— Exercise instructions —
Search the listing for "Расходы" and copy every line where it appears.

Stored records
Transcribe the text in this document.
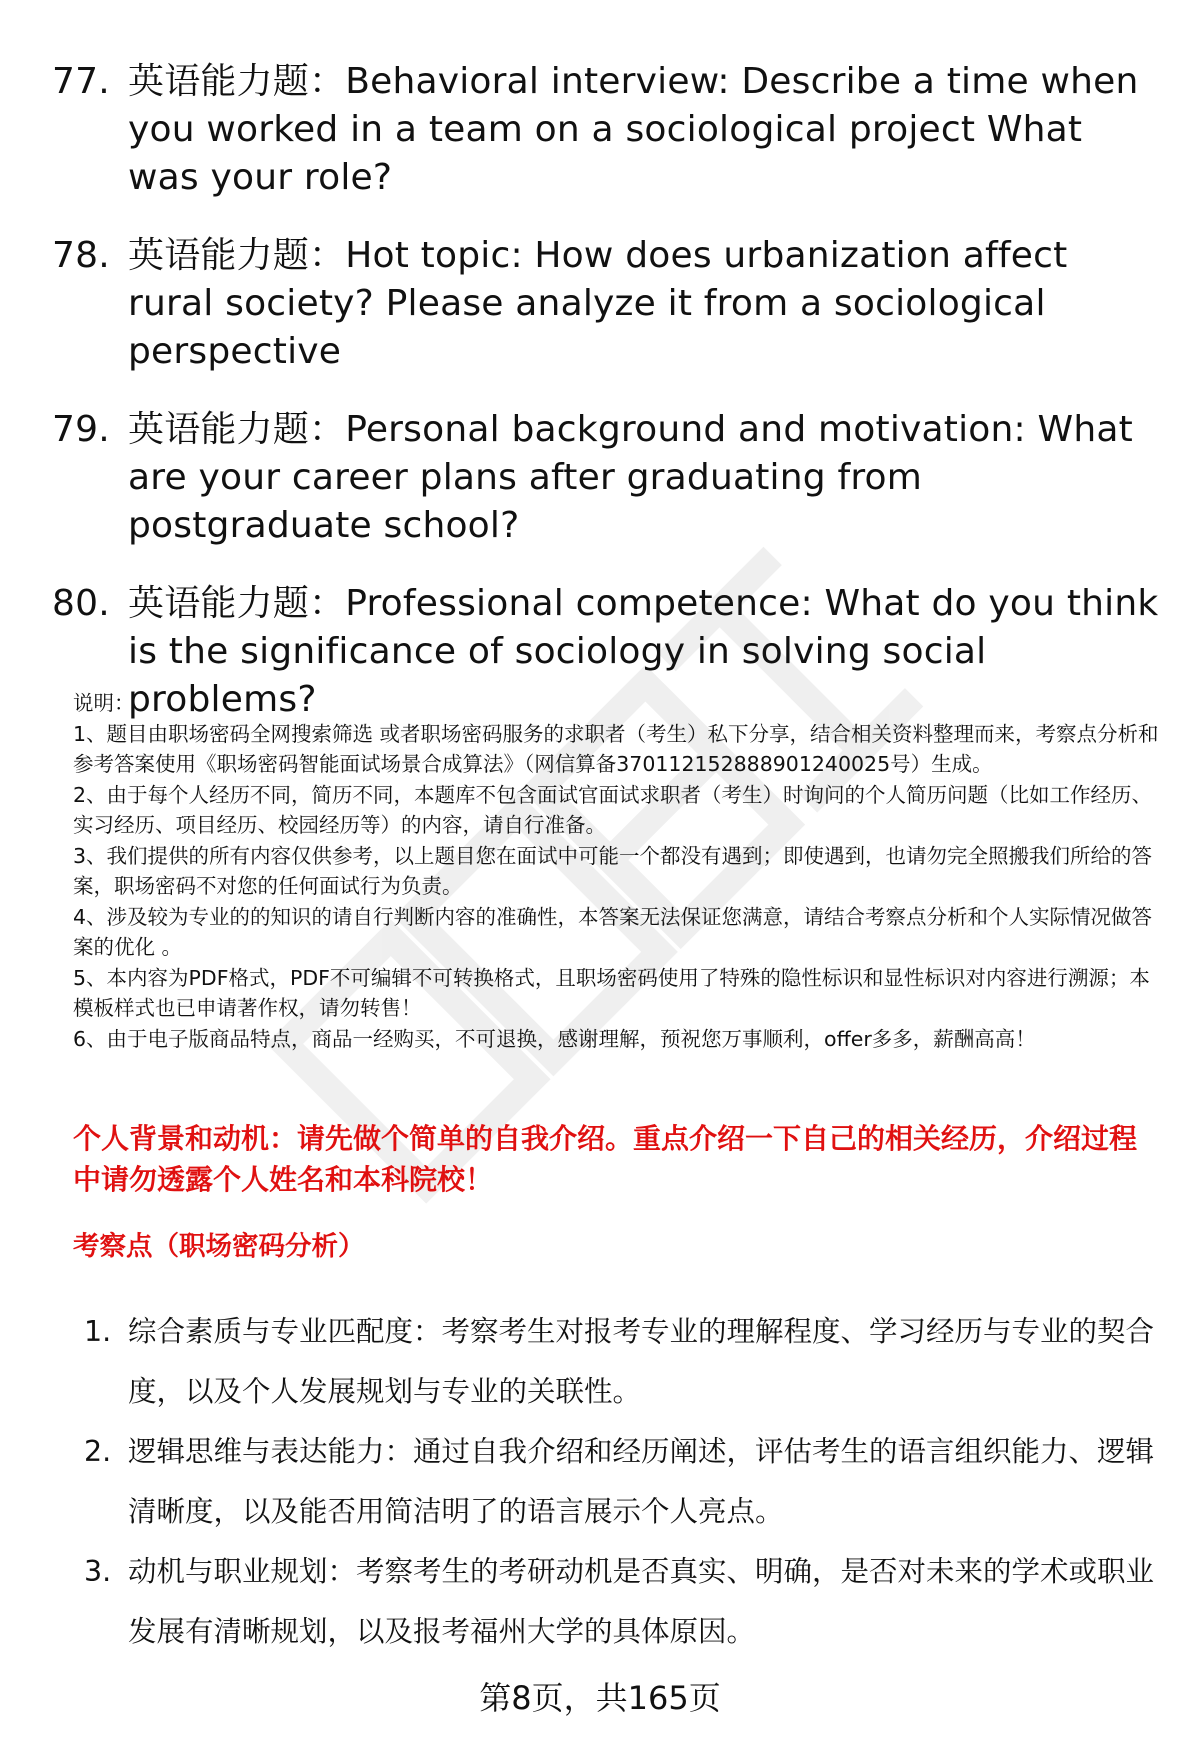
77. 英语能力题：Behavioral interview: Describe a time when you worked in a team on a sociological project What was your role?
78. 英语能力题：Hot topic: How does urbanization affect rural society? Please analyze it from a sociological perspective
79. 英语能力题：Personal background and motivation: What are your career plans after graduating from postgraduate school?
80. 英语能力题：Professional competence: What do you think is the significance of sociology in solving social problems?

说明：

1、题目由职场密码全网搜索筛选 或者职场密码服务的求职者（考生）私下分享，结合相关资料整理而来，考察点分析和参考答案使用《职场密码智能面试场景合成算法》（网信算备370112152888901240025号）生成。

2、由于每个人经历不同，简历不同，本题库不包含面试官面试求职者（考生）时询问的个人简历问题（比如工作经历、实习经历、项目经历、校园经历等）的内容，请自行准备。

3、我们提供的所有内容仅供参考，以上题目您在面试中可能一个都没有遇到；即使遇到，也请勿完全照搬我们所给的答案，职场密码不对您的任何面试行为负责。

4、涉及较为专业的的知识的请自行判断内容的准确性，本答案无法保证您满意，请结合考察点分析和个人实际情况做答案的优化 。

5、本内容为PDF格式，PDF不可编辑不可转换格式，且职场密码使用了特殊的隐性标识和显性标识对内容进行溯源；本模板样式也已申请著作权，请勿转售！

6、由于电子版商品特点，商品一经购买，不可退换，感谢理解，预祝您万事顺利，offer多多，薪酬高高！

个人背景和动机：请先做个简单的自我介绍。重点介绍一下自己的相关经历，介绍过程中请勿透露个人姓名和本科院校！

考察点（职场密码分析）

1. 综合素质与专业匹配度：考察考生对报考专业的理解程度、学习经历与专业的契合度，以及个人发展规划与专业的关联性。
2. 逻辑思维与表达能力：通过自我介绍和经历阐述，评估考生的语言组织能力、逻辑清晰度，以及能否用简洁明了的语言展示个人亮点。
3. 动机与职业规划：考察考生的考研动机是否真实、明确，是否对未来的学术或职业发展有清晰规划，以及报考福州大学的具体原因。
第8页，共165页
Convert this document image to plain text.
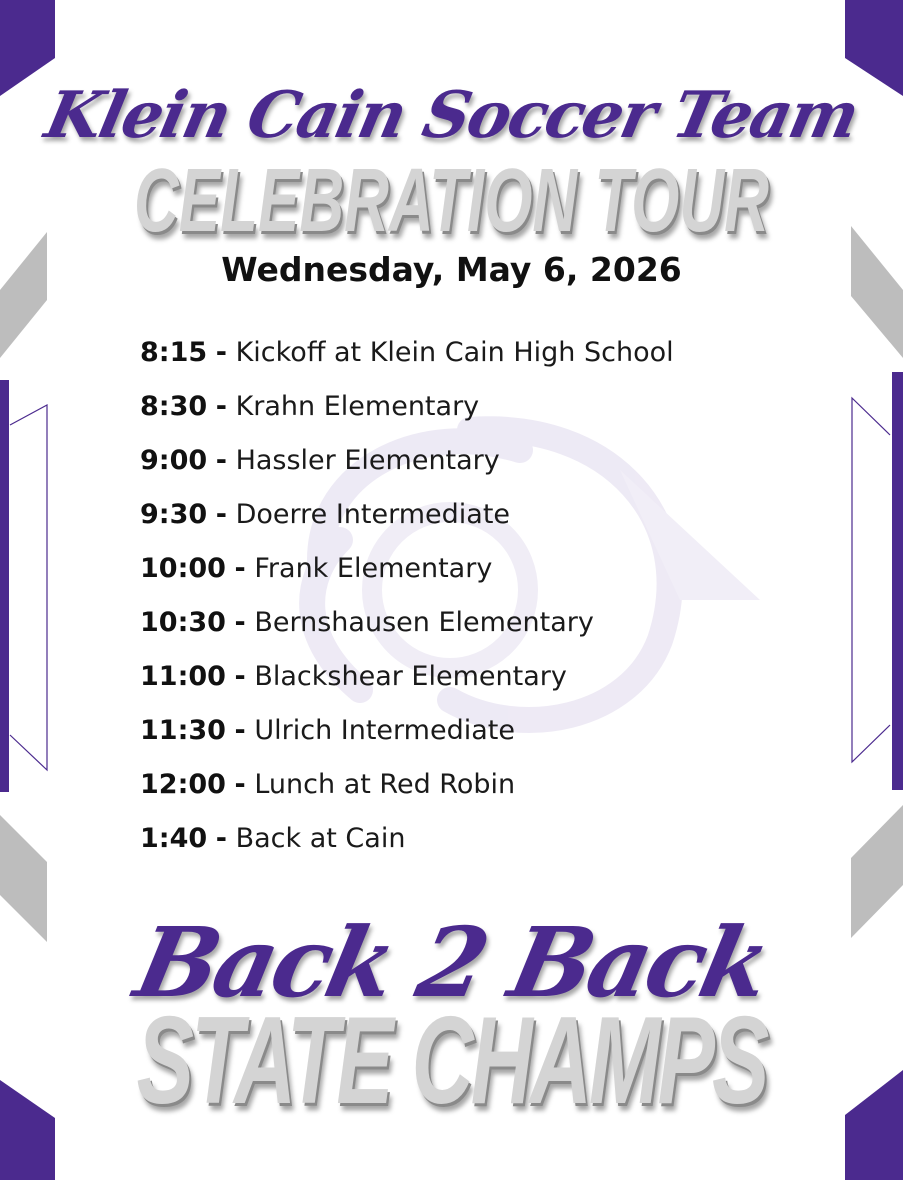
Klein Cain Soccer Team
CELEBRATION TOUR
Wednesday, May 6, 2026
8:15 - Kickoff at Klein Cain High School
8:30 - Krahn Elementary
9:00 - Hassler Elementary
9:30 - Doerre Intermediate
10:00 - Frank Elementary
10:30 - Bernshausen Elementary
11:00 - Blackshear Elementary
11:30 - Ulrich Intermediate
12:00 - Lunch at Red Robin
1:40 - Back at Cain
Back 2 Back
STATE CHAMPS
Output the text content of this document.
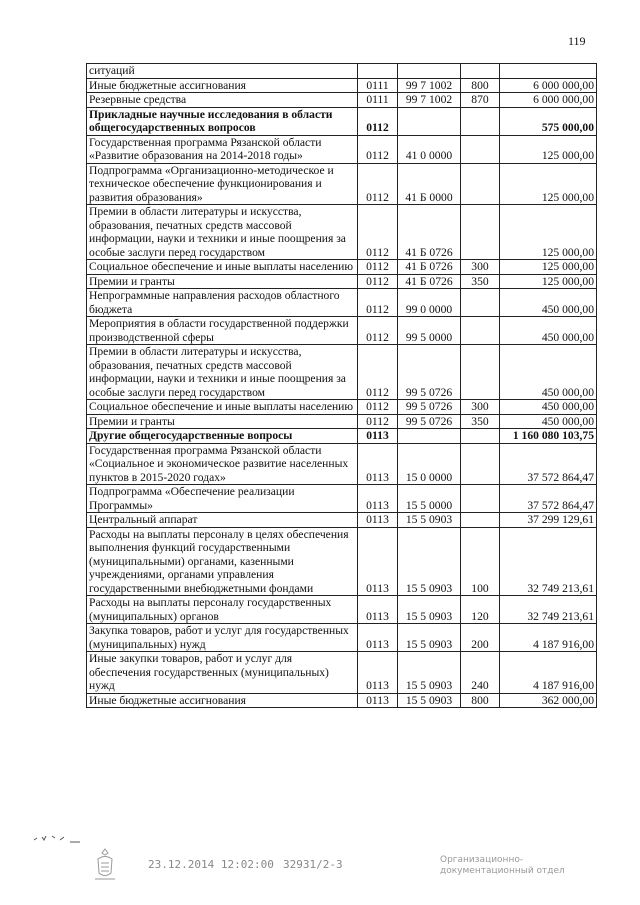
119
ситуаций				
Иные бюджетные ассигнования	0111	99 7 1002	800	6 000 000,00
Резервные средства	0111	99 7 1002	870	6 000 000,00
Прикладные научные исследования в области общегосударственных вопросов	0112			575 000,00
Государственная программа Рязанской области «Развитие образования на 2014-2018 годы»	0112	41 0 0000		125 000,00
Подпрограмма «Организационно-методическое и техническое обеспечение функционирования и развития образования»	0112	41 Б 0000		125 000,00
Премии в области литературы и искусства, образования, печатных средств массовой информации, науки и техники и иные поощрения за особые заслуги перед государством	0112	41 Б 0726		125 000,00
Социальное обеспечение и иные выплаты населению	0112	41 Б 0726	300	125 000,00
Премии и гранты	0112	41 Б 0726	350	125 000,00
Непрограммные направления расходов областного бюджета	0112	99 0 0000		450 000,00
Мероприятия в области государственной поддержки производственной сферы	0112	99 5 0000		450 000,00
Премии в области литературы и искусства, образования, печатных средств массовой информации, науки и техники и иные поощрения за особые заслуги перед государством	0112	99 5 0726		450 000,00
Социальное обеспечение и иные выплаты населению	0112	99 5 0726	300	450 000,00
Премии и гранты	0112	99 5 0726	350	450 000,00
Другие общегосударственные вопросы	0113			1 160 080 103,75
Государственная программа Рязанской области «Социальное и экономическое развитие населенных пунктов в 2015-2020 годах»	0113	15 0 0000		37 572 864,47
Подпрограмма «Обеспечение реализации Программы»	0113	15 5 0000		37 572 864,47
Центральный аппарат	0113	15 5 0903		37 299 129,61
Расходы на выплаты персоналу в целях обеспечения выполнения функций государственными (муниципальными) органами, казенными учреждениями, органами управления государственными внебюджетными фондами	0113	15 5 0903	100	32 749 213,61
Расходы на выплаты персоналу государственных (муниципальных) органов	0113	15 5 0903	120	32 749 213,61
Закупка товаров, работ и услуг для государственных (муниципальных) нужд	0113	15 5 0903	200	4 187 916,00
Иные закупки товаров, работ и услуг для обеспечения государственных (муниципальных) нужд	0113	15 5 0903	240	4 187 916,00
Иные бюджетные ассигнования	0113	15 5 0903	800	362 000,00
23.12.2014 12:02:00 32931/2-3	Организационно-
документационный отдел
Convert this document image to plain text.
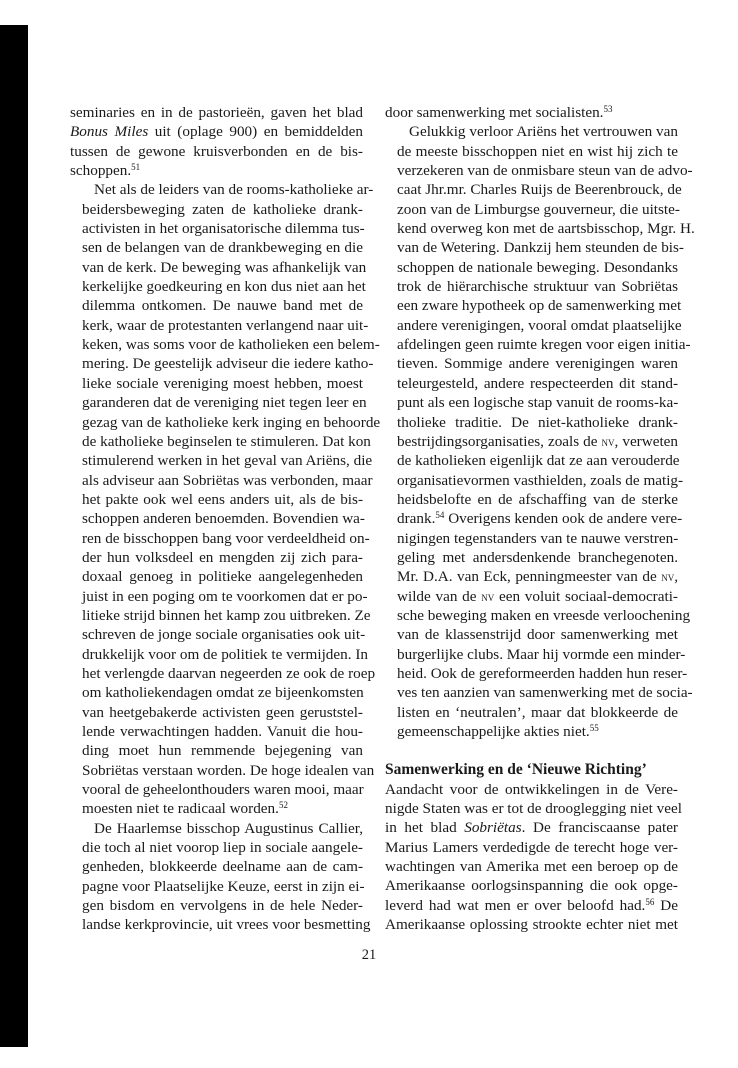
seminaries en in de pastorieën, gaven het blad
Bonus Miles uit (oplage 900) en bemiddelden
tussen de gewone kruisverbonden en de bis-
schoppen.$^{51}$

Net als de leiders van de rooms-katholieke ar-
beidersbeweging zaten de katholieke drank-
activisten in het organisatorische dilemma tus-
sen de belangen van de drankbeweging en die
van de kerk. De beweging was afhankelijk van
kerkelijke goedkeuring en kon dus niet aan het
dilemma ontkomen. De nauwe band met de
kerk, waar de protestanten verlangend naar uit-
keken, was soms voor de katholieken een belem-
mering. De geestelijk adviseur die iedere katho-
lieke sociale vereniging moest hebben, moest
garanderen dat de vereniging niet tegen leer en
gezag van de katholieke kerk inging en behoorde
de katholieke beginselen te stimuleren. Dat kon
stimulerend werken in het geval van Ariëns, die
als adviseur aan Sobriëtas was verbonden, maar
het pakte ook wel eens anders uit, als de bis-
schoppen anderen benoemden. Bovendien wa-
ren de bisschoppen bang voor verdeeldheid on-
der hun volksdeel en mengden zij zich para-
doxaal genoeg in politieke aangelegenheden
juist in een poging om te voorkomen dat er po-
litieke strijd binnen het kamp zou uitbreken. Ze
schreven de jonge sociale organisaties ook uit-
drukkelijk voor om de politiek te vermijden. In
het verlengde daarvan negeerden ze ook de roep
om katholiekendagen omdat ze bijeenkomsten
van heetgebakerde activisten geen geruststel-
lende verwachtingen hadden. Vanuit die hou-
ding moet hun remmende bejegening van
Sobriëtas verstaan worden. De hoge idealen van
vooral de geheelonthouders waren mooi, maar
moesten niet te radicaal worden.$^{52}$

De Haarlemse bisschop Augustinus Callier,
die toch al niet voorop liep in sociale aangele-
genheden, blokkeerde deelname aan de cam-
pagne voor Plaatselijke Keuze, eerst in zijn ei-
gen bisdom en vervolgens in de hele Neder-
landse kerkprovincie, uit vrees voor besmetting

door samenwerking met socialisten.$^{53}$

Gelukkig verloor Ariëns het vertrouwen van
de meeste bisschoppen niet en wist hij zich te
verzekeren van de onmisbare steun van de advo-
caat Jhr.mr. Charles Ruijs de Beerenbrouck, de
zoon van de Limburgse gouverneur, die uitste-
kend overweg kon met de aartsbisschop, Mgr. H.
van de Wetering. Dankzij hem steunden de bis-
schoppen de nationale beweging. Desondanks
trok de hiërarchische struktuur van Sobriëtas
een zware hypotheek op de samenwerking met
andere verenigingen, vooral omdat plaatselijke
afdelingen geen ruimte kregen voor eigen initia-
tieven. Sommige andere verenigingen waren
teleurgesteld, andere respecteerden dit stand-
punt als een logische stap vanuit de rooms-ka-
tholieke traditie. De niet-katholieke drank-
bestrijdingsorganisaties, zoals de nv, verweten
de katholieken eigenlijk dat ze aan verouderde
organisatievormen vasthielden, zoals de matig-
heidsbelofte en de afschaffing van de sterke
drank.$^{54}$ Overigens kenden ook de andere vere-
nigingen tegenstanders van te nauwe verstren-
geling met andersdenkende branchegenoten.
Mr. D.A. van Eck, penningmeester van de nv,
wilde van de nv een voluit sociaal-democrati-
sche beweging maken en vreesde verloochening
van de klassenstrijd door samenwerking met
burgerlijke clubs. Maar hij vormde een minder-
heid. Ook de gereformeerden hadden hun reser-
ves ten aanzien van samenwerking met de socia-
listen en ‘neutralen’, maar dat blokkeerde de
gemeenschappelijke akties niet.$^{55}$

Samenwerking en de ‘Nieuwe Richting’

Aandacht voor de ontwikkelingen in de Vere-
nigde Staten was er tot de drooglegging niet veel
in het blad Sobriëtas. De franciscaanse pater
Marius Lamers verdedigde de terecht hoge ver-
wachtingen van Amerika met een beroep op de
Amerikaanse oorlogsinspanning die ook opge-
leverd had wat men er over beloofd had.$^{56}$ De
Amerikaanse oplossing strookte echter niet met

21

— Written response —
Расходы на выплаты персоналу в целях обеспечения выполнения функций государственными (муниципальными) органами, казенными учреждениями, органами управления государственными внебюджетными фондами	0113	15 5 0903	100	32 749 213,61
Расходы на выплаты персоналу государственных (муниципальных) органов	0113	15 5 0903	120	32 749 213,61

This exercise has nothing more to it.